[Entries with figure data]
┏━━

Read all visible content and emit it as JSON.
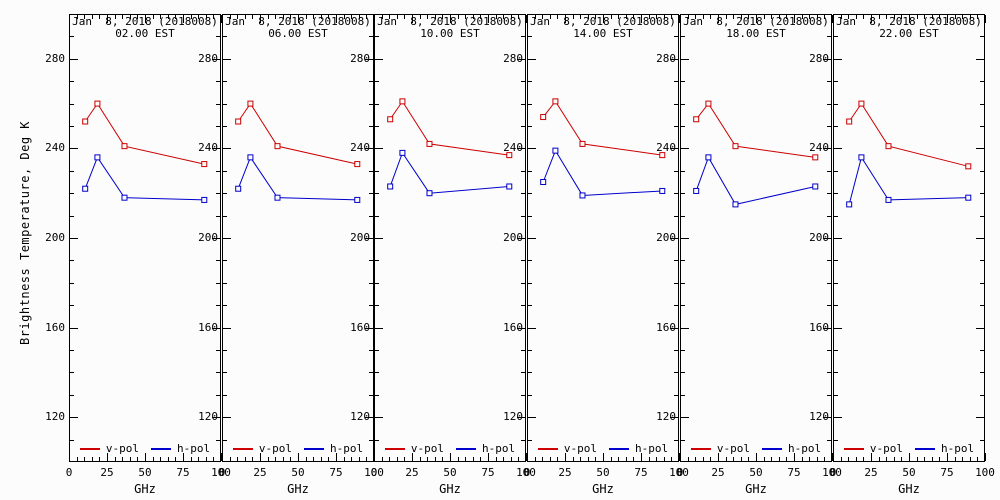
{
  "figure": {
    "y_axis_title": "Brightness Temperature, Deg K",
    "background": "#fcfcfc",
    "frame_color": "#000000",
    "text_color": "#000000"
  },
  "legend": {
    "position": "bottom-inside-each-panel",
    "items": [
      {
        "label": "v-pol",
        "color": "#cc0000"
      },
      {
        "label": "h-pol",
        "color": "#0000cc"
      }
    ]
  },
  "chart_data": {
    "type": "line",
    "x": [
      10.65,
      18.7,
      36.5,
      89
    ],
    "xlabel": "GHz",
    "ylabel": "Brightness Temperature, Deg K",
    "xlim": [
      0,
      100
    ],
    "ylim": [
      100,
      300
    ],
    "xticks": [
      0,
      25,
      50,
      75,
      100
    ],
    "x_minor_step": 5,
    "yticks": [
      120,
      160,
      200,
      240,
      280
    ],
    "y_minor_step": 10,
    "grid": "off",
    "marker": "open-square",
    "series_colors": {
      "v-pol": "#cc0000",
      "h-pol": "#0000cc"
    },
    "panels": [
      {
        "title": "Jan  8, 2018 (2018008)",
        "subtitle": "02.00 EST",
        "series": [
          {
            "name": "v-pol",
            "values": [
              252,
              260,
              241,
              233
            ]
          },
          {
            "name": "h-pol",
            "values": [
              222,
              236,
              218,
              217
            ]
          }
        ]
      },
      {
        "title": "Jan  8, 2018 (2018008)",
        "subtitle": "06.00 EST",
        "series": [
          {
            "name": "v-pol",
            "values": [
              252,
              260,
              241,
              233
            ]
          },
          {
            "name": "h-pol",
            "values": [
              222,
              236,
              218,
              217
            ]
          }
        ]
      },
      {
        "title": "Jan  8, 2018 (2018008)",
        "subtitle": "10.00 EST",
        "series": [
          {
            "name": "v-pol",
            "values": [
              253,
              261,
              242,
              237
            ]
          },
          {
            "name": "h-pol",
            "values": [
              223,
              238,
              220,
              223
            ]
          }
        ]
      },
      {
        "title": "Jan  8, 2018 (2018008)",
        "subtitle": "14.00 EST",
        "series": [
          {
            "name": "v-pol",
            "values": [
              254,
              261,
              242,
              237
            ]
          },
          {
            "name": "h-pol",
            "values": [
              225,
              239,
              219,
              221
            ]
          }
        ]
      },
      {
        "title": "Jan  8, 2018 (2018008)",
        "subtitle": "18.00 EST",
        "series": [
          {
            "name": "v-pol",
            "values": [
              253,
              260,
              241,
              236
            ]
          },
          {
            "name": "h-pol",
            "values": [
              221,
              236,
              215,
              223
            ]
          }
        ]
      },
      {
        "title": "Jan  8, 2018 (2018008)",
        "subtitle": "22.00 EST",
        "series": [
          {
            "name": "v-pol",
            "values": [
              252,
              260,
              241,
              232
            ]
          },
          {
            "name": "h-pol",
            "values": [
              215,
              236,
              217,
              218
            ]
          }
        ]
      }
    ]
  }
}
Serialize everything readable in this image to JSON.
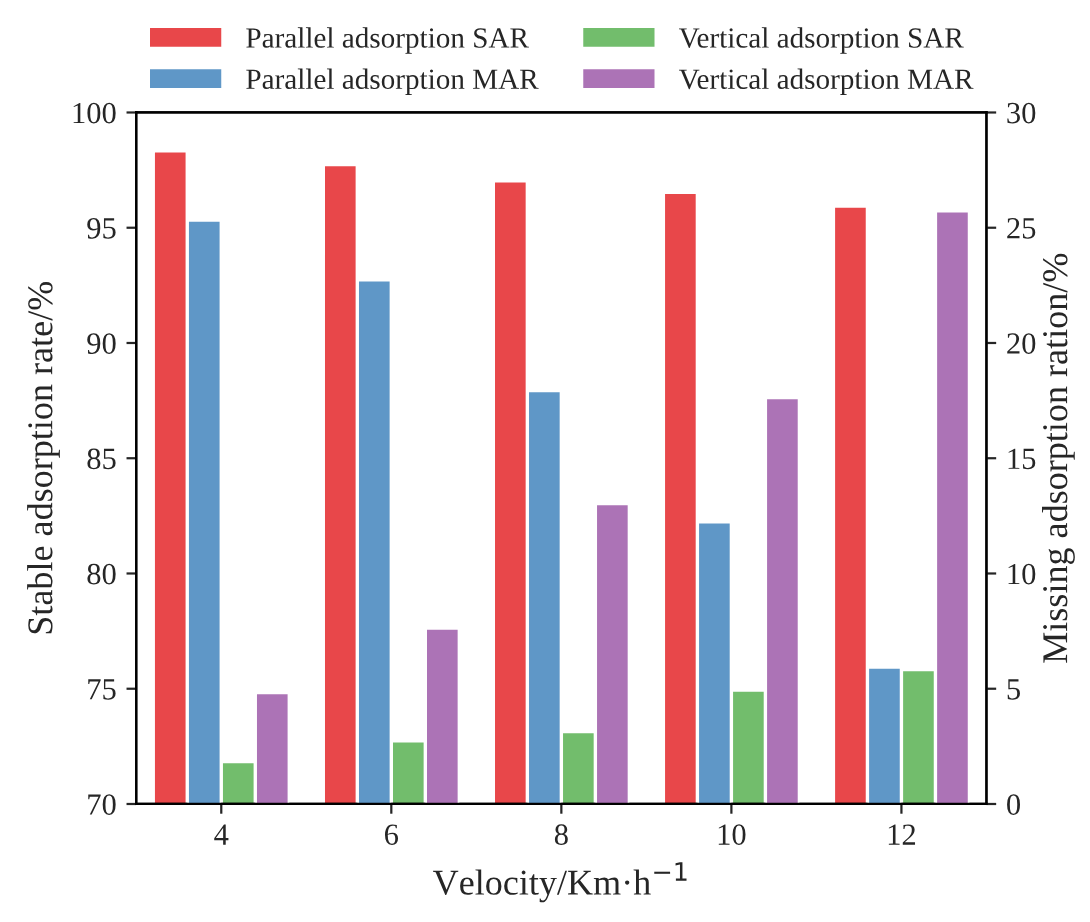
{
  "chart_data": {
    "type": "bar",
    "xlabel": "Velocity/Km·h$^{−1}$",
    "ylabel": "Stable adsorption rate/%",
    "y2label": "Missing adsorption ration/%",
    "categories": [
      "4",
      "6",
      "8",
      "10",
      "12"
    ],
    "series": [
      {
        "name": "Parallel adsorption SAR",
        "color": "#e8474a",
        "values": [
          98.3,
          97.7,
          97.0,
          96.5,
          95.9
        ]
      },
      {
        "name": "Parallel adsorption MAR",
        "color": "#5f97c7",
        "axis": "y2",
        "values": [
          25.3,
          22.7,
          17.9,
          12.2,
          5.9
        ]
      },
      {
        "name": "Vertical adsorption SAR",
        "color": "#72bd6c",
        "values": [
          71.8,
          72.7,
          73.1,
          74.9,
          75.8
        ]
      },
      {
        "name": "Vertical adsorption MAR",
        "color": "#ac73b6",
        "axis": "y2",
        "values": [
          4.8,
          7.6,
          13.0,
          17.6,
          25.7
        ]
      }
    ],
    "ylim": [
      70,
      100
    ],
    "yticks": [
      70,
      75,
      80,
      85,
      90,
      95,
      100
    ],
    "y2lim": [
      0,
      30
    ],
    "y2ticks": [
      0,
      5,
      10,
      15,
      20,
      25,
      30
    ],
    "grid": false,
    "legend": "top"
  }
}
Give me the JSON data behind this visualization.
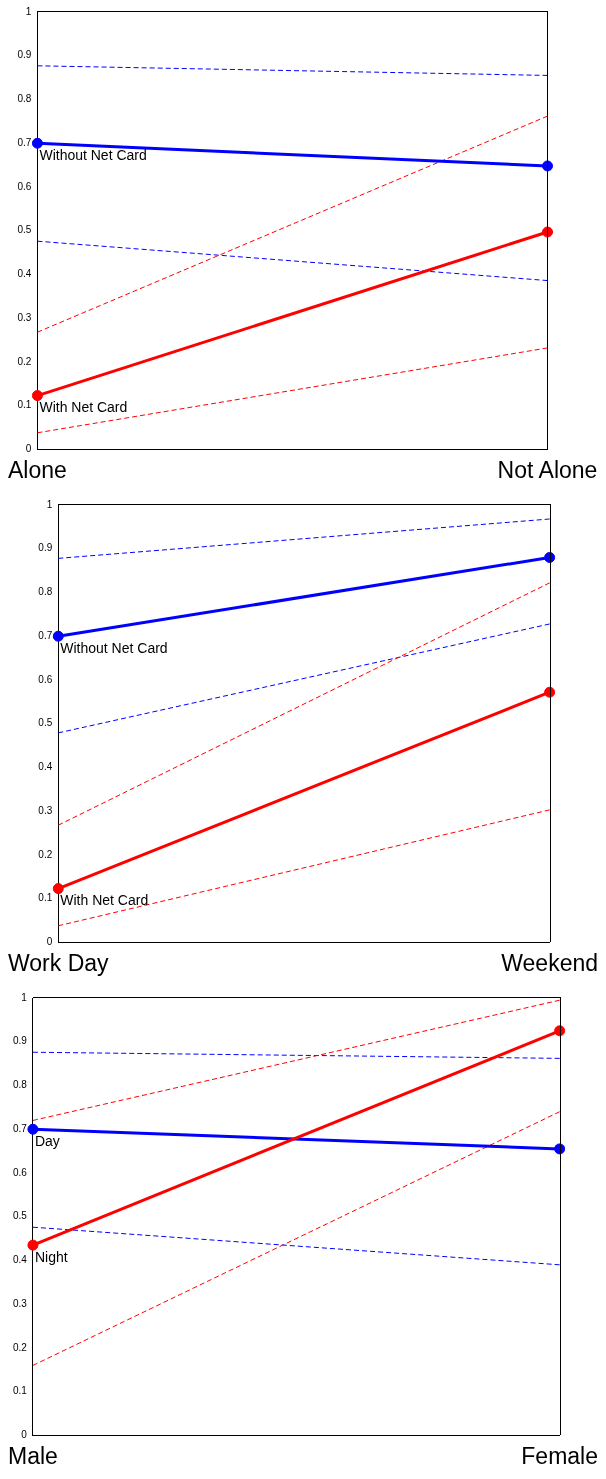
{
  "chart_data": [
    {
      "type": "line",
      "categories": [
        "Alone",
        "Not Alone"
      ],
      "ylim": [
        0,
        1
      ],
      "yticks": [
        0,
        0.1,
        0.2,
        0.3,
        0.4,
        0.5,
        0.6,
        0.7,
        0.8,
        0.9,
        1
      ],
      "marker": "circle",
      "legend": false,
      "series": [
        {
          "color": "#0000ff",
          "values": [
            0.877,
            0.855
          ],
          "line_style": "dashed",
          "marker": "none"
        },
        {
          "color": "#0000ff",
          "values": [
            0.476,
            0.386
          ],
          "line_style": "dashed",
          "marker": "none"
        },
        {
          "color": "#ff0000",
          "values": [
            0.268,
            0.762
          ],
          "line_style": "dashed",
          "marker": "none"
        },
        {
          "color": "#ff0000",
          "values": [
            0.038,
            0.232
          ],
          "line_style": "dashed",
          "marker": "none"
        },
        {
          "name": "Without Net Card",
          "color": "#0000ff",
          "values": [
            0.7,
            0.648
          ],
          "line_style": "solid"
        },
        {
          "name": "With Net Card",
          "color": "#ff0000",
          "values": [
            0.123,
            0.497
          ],
          "line_style": "solid"
        }
      ]
    },
    {
      "type": "line",
      "categories": [
        "Work Day",
        "Weekend"
      ],
      "ylim": [
        0,
        1
      ],
      "yticks": [
        0,
        0.1,
        0.2,
        0.3,
        0.4,
        0.5,
        0.6,
        0.7,
        0.8,
        0.9,
        1
      ],
      "marker": "circle",
      "legend": false,
      "series": [
        {
          "color": "#0000ff",
          "values": [
            0.878,
            0.968
          ],
          "line_style": "dashed",
          "marker": "none"
        },
        {
          "color": "#0000ff",
          "values": [
            0.479,
            0.728
          ],
          "line_style": "dashed",
          "marker": "none"
        },
        {
          "color": "#ff0000",
          "values": [
            0.268,
            0.822
          ],
          "line_style": "dashed",
          "marker": "none"
        },
        {
          "color": "#ff0000",
          "values": [
            0.038,
            0.303
          ],
          "line_style": "dashed",
          "marker": "none"
        },
        {
          "name": "Without Net Card",
          "color": "#0000ff",
          "values": [
            0.7,
            0.88
          ],
          "line_style": "solid"
        },
        {
          "name": "With Net Card",
          "color": "#ff0000",
          "values": [
            0.123,
            0.572
          ],
          "line_style": "solid"
        }
      ]
    },
    {
      "type": "line",
      "categories": [
        "Male",
        "Female"
      ],
      "ylim": [
        0,
        1
      ],
      "yticks": [
        0,
        0.1,
        0.2,
        0.3,
        0.4,
        0.5,
        0.6,
        0.7,
        0.8,
        0.9,
        1
      ],
      "marker": "circle",
      "legend": false,
      "series": [
        {
          "color": "#0000ff",
          "values": [
            0.876,
            0.862
          ],
          "line_style": "dashed",
          "marker": "none"
        },
        {
          "color": "#0000ff",
          "values": [
            0.476,
            0.39
          ],
          "line_style": "dashed",
          "marker": "none"
        },
        {
          "color": "#ff0000",
          "values": [
            0.72,
            0.995
          ],
          "line_style": "dashed",
          "marker": "none"
        },
        {
          "color": "#ff0000",
          "values": [
            0.16,
            0.74
          ],
          "line_style": "dashed",
          "marker": "none"
        },
        {
          "name": "Day",
          "color": "#0000ff",
          "values": [
            0.7,
            0.655
          ],
          "line_style": "solid"
        },
        {
          "name": "Night",
          "color": "#ff0000",
          "values": [
            0.435,
            0.925
          ],
          "line_style": "solid"
        }
      ]
    }
  ]
}
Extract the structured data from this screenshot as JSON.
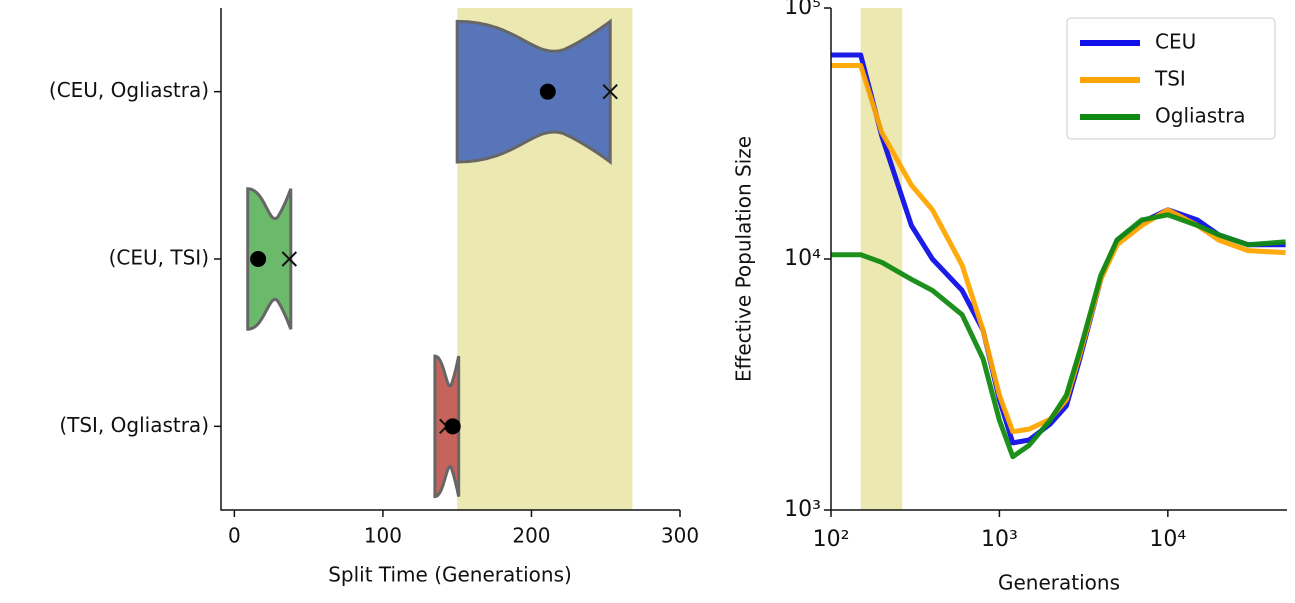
{
  "chart_data": [
    {
      "type": "violin",
      "xlabel": "Split Time (Generations)",
      "categories": [
        "(CEU, Ogliastra)",
        "(CEU, TSI)",
        "(TSI, Ogliastra)"
      ],
      "violins": [
        {
          "min": 150,
          "max": 253,
          "point": 211,
          "cross": 253,
          "color": "#5875b9"
        },
        {
          "min": 9,
          "max": 38,
          "point": 16,
          "cross": 37,
          "color": "#6bb96b"
        },
        {
          "min": 135,
          "max": 151,
          "point": 147,
          "cross": 143,
          "color": "#c5635c"
        }
      ],
      "span": [
        150,
        268
      ],
      "span_color": "#ebe8b2",
      "xlim": [
        -9,
        300
      ],
      "xticks": [
        0,
        100,
        200,
        300
      ]
    },
    {
      "type": "line",
      "xlabel": "Generations",
      "ylabel": "Effective Population Size",
      "log_x": true,
      "log_y": true,
      "x": [
        100,
        150,
        200,
        300,
        400,
        600,
        800,
        1000,
        1200,
        1500,
        2000,
        2500,
        3000,
        4000,
        5000,
        7000,
        10000,
        15000,
        20000,
        30000,
        50000
      ],
      "series": [
        {
          "name": "CEU",
          "color": "#1010e8",
          "values": [
            65000,
            65000,
            31000,
            13600,
            10000,
            7500,
            5200,
            2750,
            1850,
            1900,
            2200,
            2600,
            4000,
            8300,
            11900,
            14000,
            15700,
            14300,
            12500,
            11400,
            11400
          ]
        },
        {
          "name": "TSI",
          "color": "#ffa500",
          "values": [
            59000,
            59000,
            32000,
            19700,
            15700,
            9450,
            5200,
            2870,
            2050,
            2100,
            2300,
            2750,
            4150,
            8300,
            11400,
            13600,
            15700,
            13600,
            11900,
            10800,
            10600
          ]
        },
        {
          "name": "Ogliastra",
          "color": "#118a11",
          "values": [
            10400,
            10400,
            9700,
            8300,
            7500,
            6000,
            4000,
            2280,
            1630,
            1810,
            2280,
            2870,
            4300,
            8600,
            11900,
            14300,
            15000,
            13600,
            12500,
            11400,
            11700
          ]
        }
      ],
      "span": [
        150,
        265
      ],
      "span_color": "#ebe8b2",
      "xlim": [
        100,
        51000
      ],
      "ylim": [
        1000,
        100000
      ],
      "xticks": [
        {
          "value": 100,
          "label": "10²"
        },
        {
          "value": 1000,
          "label": "10³"
        },
        {
          "value": 10000,
          "label": "10⁴"
        }
      ],
      "yticks": [
        {
          "value": 1000,
          "label": "10³"
        },
        {
          "value": 10000,
          "label": "10⁴"
        },
        {
          "value": 100000,
          "label": "10⁵"
        }
      ],
      "legend": "upper right"
    }
  ]
}
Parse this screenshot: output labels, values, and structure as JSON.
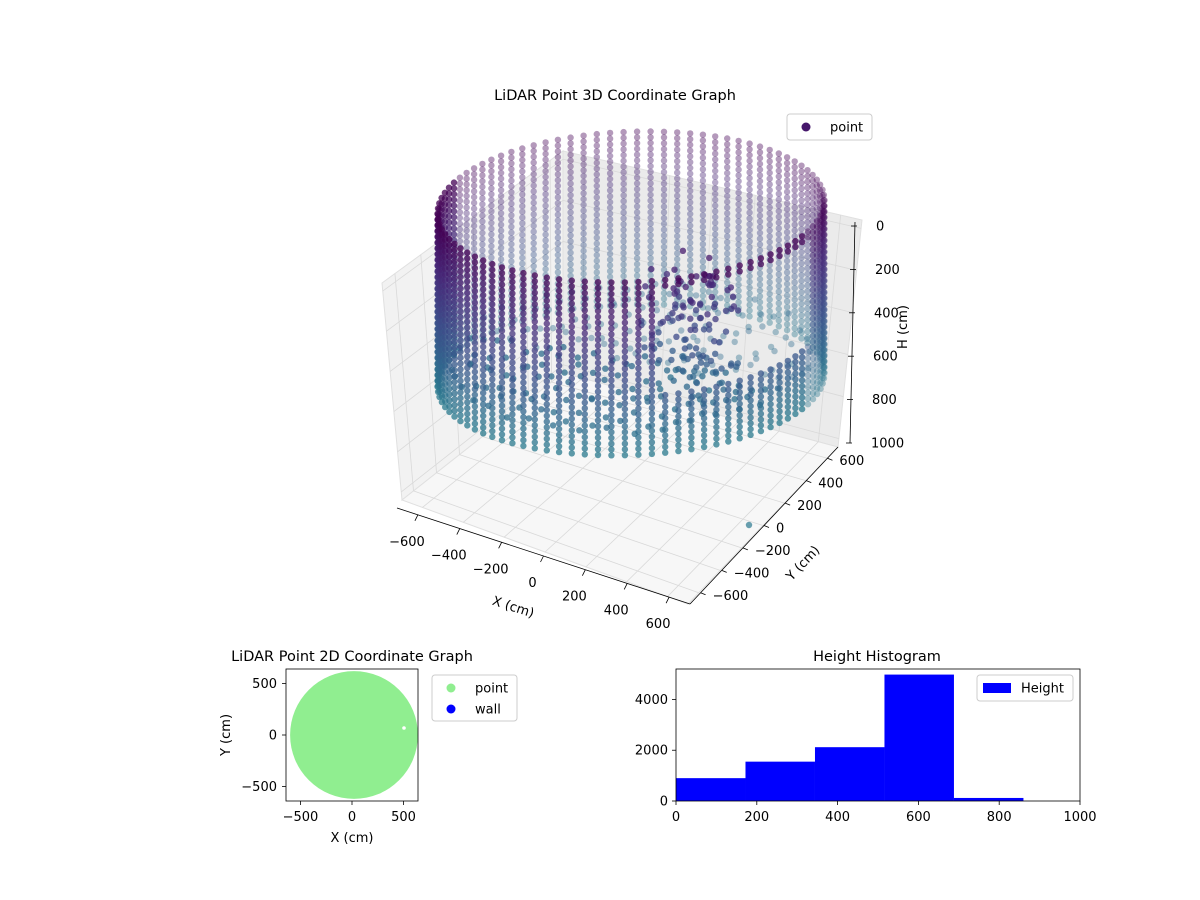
{
  "chart_data": [
    {
      "type": "scatter",
      "projection": "3d",
      "title": "LiDAR Point 3D Coordinate Graph",
      "xlabel": "X (cm)",
      "ylabel": "Y (cm)",
      "zlabel": "H (cm)",
      "xlim": [
        -700,
        700
      ],
      "ylim": [
        -700,
        700
      ],
      "zlim": [
        0,
        1000
      ],
      "z_inverted": true,
      "xticks": [
        "−600",
        "−400",
        "−200",
        "0",
        "200",
        "400",
        "600"
      ],
      "yticks": [
        "−600",
        "−400",
        "−200",
        "0",
        "200",
        "400",
        "600"
      ],
      "zticks": [
        "0",
        "200",
        "400",
        "600",
        "800",
        "1000"
      ],
      "legend": {
        "position": "top-right",
        "entries": [
          {
            "label": "point",
            "color": "#46176b"
          }
        ]
      },
      "colormap": "viridis",
      "description_of_data": "cylindrical wall of points, radius about 600 cm, heights 0 to ~700 cm, with a floor disc near 600 cm and an opening on the +X side",
      "wall_radius": 600,
      "wall_height_range": [
        0,
        720
      ],
      "grid": true
    },
    {
      "type": "scatter",
      "title": "LiDAR Point 2D Coordinate Graph",
      "xlabel": "X (cm)",
      "ylabel": "Y (cm)",
      "xlim": [
        -640,
        640
      ],
      "ylim": [
        -640,
        640
      ],
      "xticks": [
        "−500",
        "0",
        "500"
      ],
      "yticks": [
        "−500",
        "0",
        "500"
      ],
      "legend": {
        "position": "outside-right",
        "entries": [
          {
            "label": "point",
            "color": "#90ee90"
          },
          {
            "label": "wall",
            "color": "#0000ff"
          }
        ]
      },
      "series": [
        {
          "name": "point",
          "color": "#90ee90",
          "shape": "filled circle",
          "center": [
            0,
            0
          ],
          "radius": 620
        }
      ],
      "grid": false
    },
    {
      "type": "bar",
      "subtype": "histogram",
      "title": "Height Histogram",
      "xlim": [
        0,
        1000
      ],
      "ylim": [
        0,
        5200
      ],
      "xticks": [
        "0",
        "200",
        "400",
        "600",
        "800",
        "1000"
      ],
      "yticks": [
        "0",
        "2000",
        "4000"
      ],
      "legend": {
        "position": "top-right",
        "entries": [
          {
            "label": "Height",
            "color": "#0000ff"
          }
        ]
      },
      "bin_edges": [
        0,
        172,
        344,
        516,
        688,
        860
      ],
      "values": [
        900,
        1550,
        2120,
        4980,
        120
      ],
      "color": "#0000ff",
      "grid": false
    }
  ]
}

┗━━

[TASK INSTRUCTIONS] Report each line in the data that holds the word "true".

[RESPONSE FOR THIS EXERCISE]
      "log_x": true,
      "log_y": true,
      "z_inverted": true,
      "grid": true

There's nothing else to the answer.